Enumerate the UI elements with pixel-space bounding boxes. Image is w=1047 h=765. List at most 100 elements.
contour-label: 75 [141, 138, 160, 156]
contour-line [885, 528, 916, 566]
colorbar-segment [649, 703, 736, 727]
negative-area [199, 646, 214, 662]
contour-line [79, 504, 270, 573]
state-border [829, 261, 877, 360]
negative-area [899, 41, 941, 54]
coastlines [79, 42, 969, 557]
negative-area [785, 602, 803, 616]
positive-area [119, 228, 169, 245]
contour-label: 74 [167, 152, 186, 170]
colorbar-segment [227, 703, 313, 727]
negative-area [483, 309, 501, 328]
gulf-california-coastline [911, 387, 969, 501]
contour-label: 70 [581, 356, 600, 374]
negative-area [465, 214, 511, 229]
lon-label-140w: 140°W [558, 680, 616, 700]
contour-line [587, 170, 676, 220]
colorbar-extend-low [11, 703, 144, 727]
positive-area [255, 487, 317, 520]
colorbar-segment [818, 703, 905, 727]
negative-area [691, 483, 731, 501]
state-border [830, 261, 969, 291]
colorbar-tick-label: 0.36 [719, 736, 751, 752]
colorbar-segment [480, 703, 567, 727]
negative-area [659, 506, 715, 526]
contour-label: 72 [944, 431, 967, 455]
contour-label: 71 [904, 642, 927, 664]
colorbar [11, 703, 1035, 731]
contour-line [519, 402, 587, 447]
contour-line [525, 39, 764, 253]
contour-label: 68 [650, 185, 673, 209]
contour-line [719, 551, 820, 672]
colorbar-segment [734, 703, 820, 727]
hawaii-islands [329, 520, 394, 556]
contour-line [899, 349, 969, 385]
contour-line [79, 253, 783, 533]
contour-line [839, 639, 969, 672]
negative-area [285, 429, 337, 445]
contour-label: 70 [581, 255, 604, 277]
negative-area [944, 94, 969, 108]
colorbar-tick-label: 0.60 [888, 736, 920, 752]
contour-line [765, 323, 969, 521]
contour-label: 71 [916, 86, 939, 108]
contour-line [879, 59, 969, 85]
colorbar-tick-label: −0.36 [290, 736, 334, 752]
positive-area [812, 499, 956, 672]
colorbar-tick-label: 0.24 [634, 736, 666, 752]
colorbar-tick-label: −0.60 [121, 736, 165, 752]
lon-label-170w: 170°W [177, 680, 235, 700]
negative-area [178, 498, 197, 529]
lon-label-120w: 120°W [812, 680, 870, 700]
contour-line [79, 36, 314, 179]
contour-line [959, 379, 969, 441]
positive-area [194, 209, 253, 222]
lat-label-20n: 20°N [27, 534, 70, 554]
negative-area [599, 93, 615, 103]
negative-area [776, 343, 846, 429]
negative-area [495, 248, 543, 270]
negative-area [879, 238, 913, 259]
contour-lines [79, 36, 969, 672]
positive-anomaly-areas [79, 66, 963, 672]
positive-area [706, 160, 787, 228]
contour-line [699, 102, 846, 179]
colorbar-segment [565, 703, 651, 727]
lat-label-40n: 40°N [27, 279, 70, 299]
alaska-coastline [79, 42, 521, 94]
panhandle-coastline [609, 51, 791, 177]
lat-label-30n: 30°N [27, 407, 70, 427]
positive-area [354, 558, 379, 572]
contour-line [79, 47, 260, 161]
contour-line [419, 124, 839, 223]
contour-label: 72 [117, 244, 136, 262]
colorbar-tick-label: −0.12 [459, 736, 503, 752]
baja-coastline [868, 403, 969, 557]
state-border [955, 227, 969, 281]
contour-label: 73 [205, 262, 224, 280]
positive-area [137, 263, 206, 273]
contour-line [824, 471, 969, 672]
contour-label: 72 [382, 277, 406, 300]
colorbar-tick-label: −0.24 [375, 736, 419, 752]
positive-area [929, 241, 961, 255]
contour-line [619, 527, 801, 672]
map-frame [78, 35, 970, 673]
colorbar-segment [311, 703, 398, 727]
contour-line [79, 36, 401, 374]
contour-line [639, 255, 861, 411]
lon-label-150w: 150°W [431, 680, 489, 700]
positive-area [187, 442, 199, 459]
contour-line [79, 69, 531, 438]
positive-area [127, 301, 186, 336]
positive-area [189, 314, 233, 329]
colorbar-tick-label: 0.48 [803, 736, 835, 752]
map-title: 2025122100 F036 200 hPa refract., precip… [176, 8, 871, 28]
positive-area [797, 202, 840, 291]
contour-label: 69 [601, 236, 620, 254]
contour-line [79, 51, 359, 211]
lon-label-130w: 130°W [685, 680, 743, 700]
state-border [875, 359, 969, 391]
______
:: Exercise requirements ::
Copy out, unchanged, every line from the start of the records through the line containing "colorbar-segment [227, 703, 313, 727]", including that line.

:: Task output ::
Enumerate the UI elements with pixel-space bounding boxes. Image is w=1047 h=765. List at most 100 elements.
contour-label: 75 [141, 138, 160, 156]
contour-line [885, 528, 916, 566]
colorbar-segment [649, 703, 736, 727]
negative-area [199, 646, 214, 662]
contour-line [79, 504, 270, 573]
state-border [829, 261, 877, 360]
negative-area [899, 41, 941, 54]
coastlines [79, 42, 969, 557]
negative-area [785, 602, 803, 616]
positive-area [119, 228, 169, 245]
contour-label: 74 [167, 152, 186, 170]
colorbar-segment [227, 703, 313, 727]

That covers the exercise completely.